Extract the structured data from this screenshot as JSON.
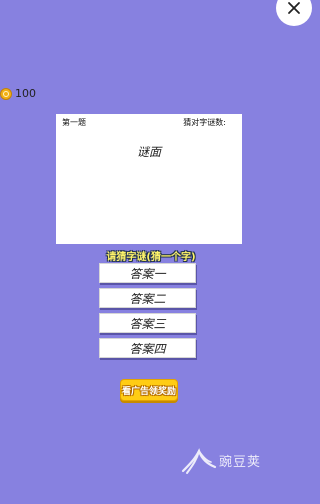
{
  "header": {
    "coin_count": "100"
  },
  "puzzle": {
    "question_number": "第一题",
    "solved_label": "猜对字谜数:",
    "riddle": "谜面"
  },
  "prompt": "请猜字谜(猜一个字)",
  "answers": [
    "答案一",
    "答案二",
    "答案三",
    "答案四"
  ],
  "ad_button_label": "看广告领奖励",
  "watermark": {
    "text": "豌豆荚"
  },
  "colors": {
    "background": "#8781e0",
    "prompt_text": "#fff46a",
    "ad_button": "#ffcc14",
    "coin": "#f2b015"
  }
}
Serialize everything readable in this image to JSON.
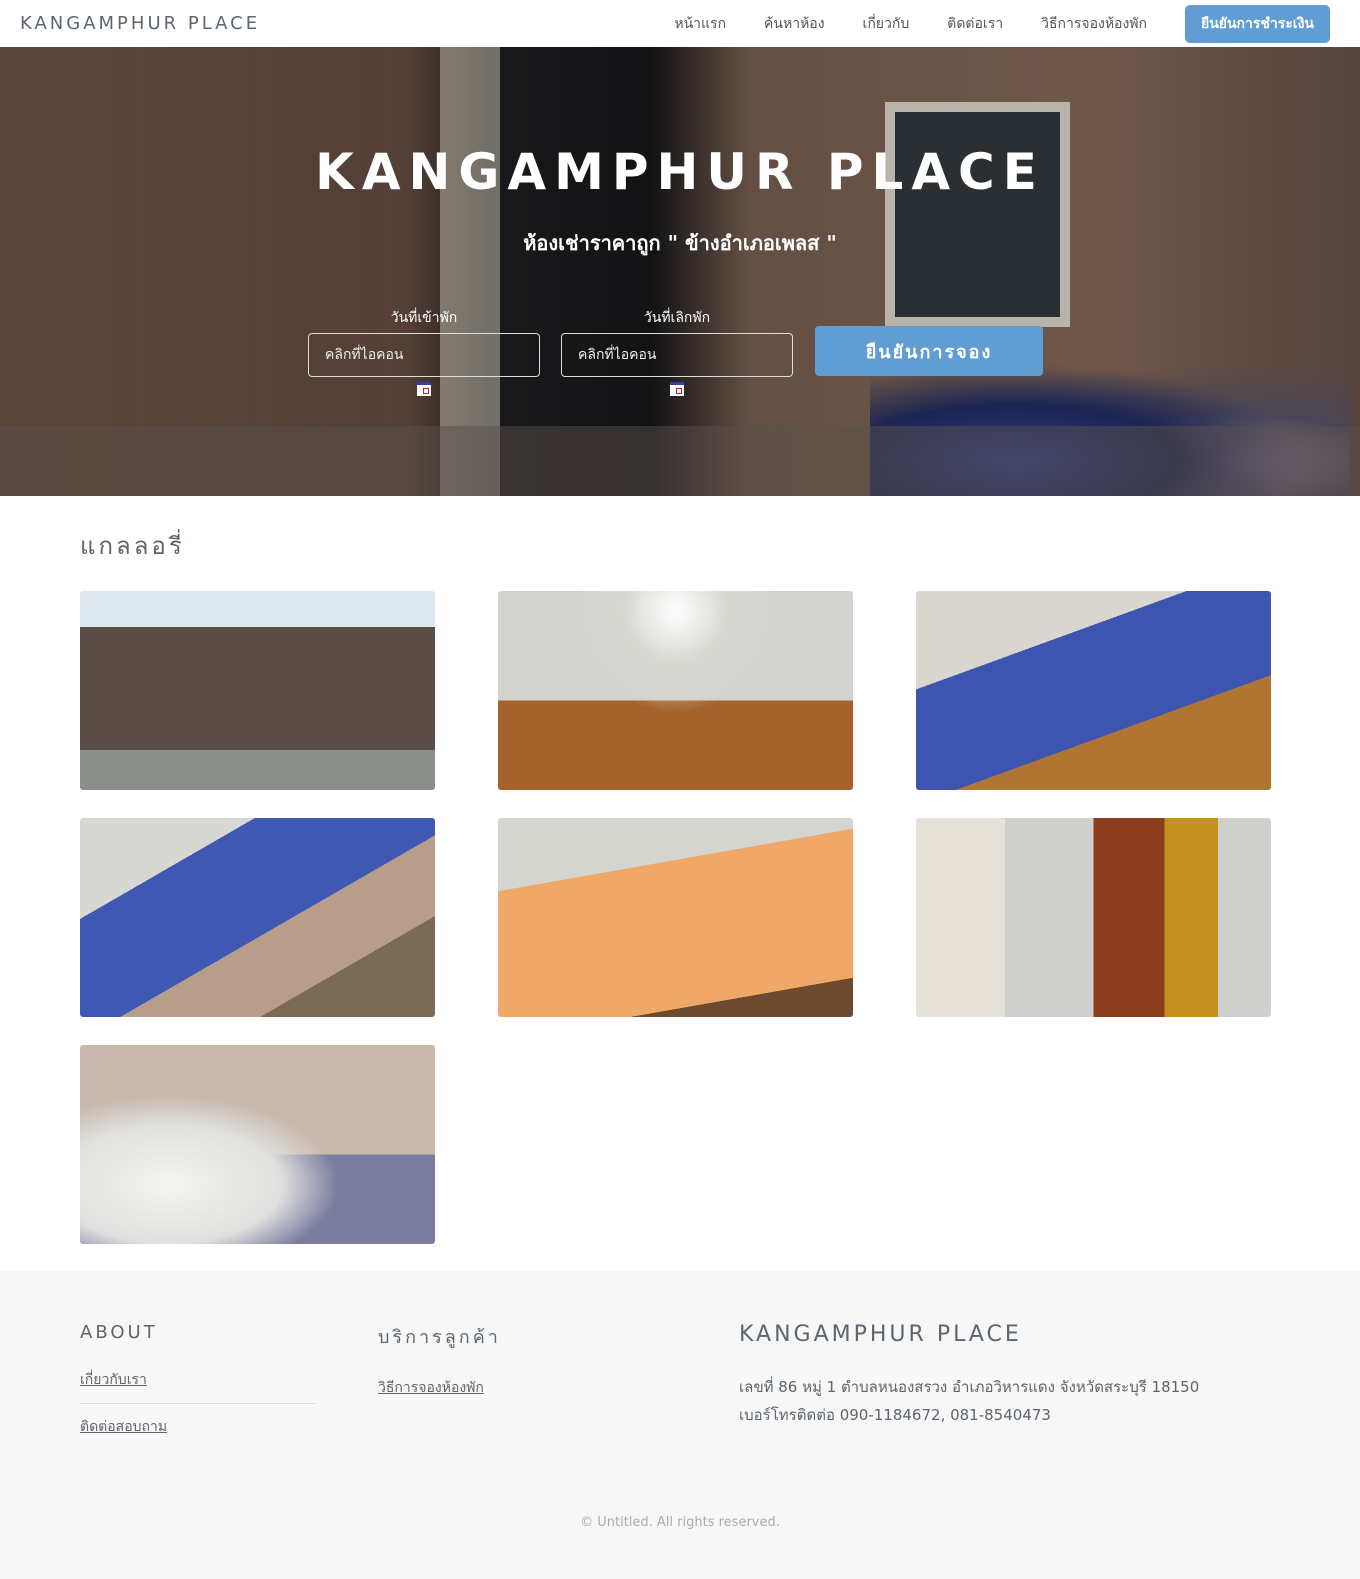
{
  "nav": {
    "brand": "KANGAMPHUR PLACE",
    "items": [
      "หน้าแรก",
      "ค้นหาห้อง",
      "เกี่ยวกับ",
      "ติดต่อเรา",
      "วิธีการจองห้องพัก"
    ],
    "pay_button": "ยืนยันการชำระเงิน"
  },
  "hero": {
    "title": "KANGAMPHUR PLACE",
    "subtitle": "ห้องเช่าราคาถูก \" ข้างอำเภอเพลส \"",
    "checkin": {
      "label": "วันที่เข้าพัก",
      "placeholder": "คลิกที่ไอคอน",
      "icon": "calendar-icon"
    },
    "checkout": {
      "label": "วันที่เลิกพัก",
      "placeholder": "คลิกที่ไอคอน",
      "icon": "calendar-icon"
    },
    "book_button": "ยืนยันการจอง"
  },
  "gallery": {
    "title": "แกลลอรี่",
    "count": 7
  },
  "footer": {
    "about": {
      "title": "ABOUT",
      "links": [
        "เกี่ยวกับเรา",
        "ติดต่อสอบถาม"
      ]
    },
    "service": {
      "title": "บริการลูกค้า",
      "links": [
        "วิธีการจองห้องพัก"
      ]
    },
    "contact": {
      "title": "KANGAMPHUR PLACE",
      "address": "เลขที่ 86 หมู่ 1 ตำบลหนองสรวง อำเภอวิหารแดง จังหวัดสระบุรี 18150",
      "phone": "เบอร์โทรติดต่อ 090-1184672, 081-8540473"
    },
    "copyright": "© Untitled. All rights reserved."
  },
  "colors": {
    "accent": "#5f9dd3",
    "footer_bg": "#f7f7f7"
  }
}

★ ★ ★ ★ ★

- EXERCISE
Report all lines of the data that include the word "this".

- REPLY
Extract the structured data from this screenshot as JSON.
Serialize everything readable in this image to JSON.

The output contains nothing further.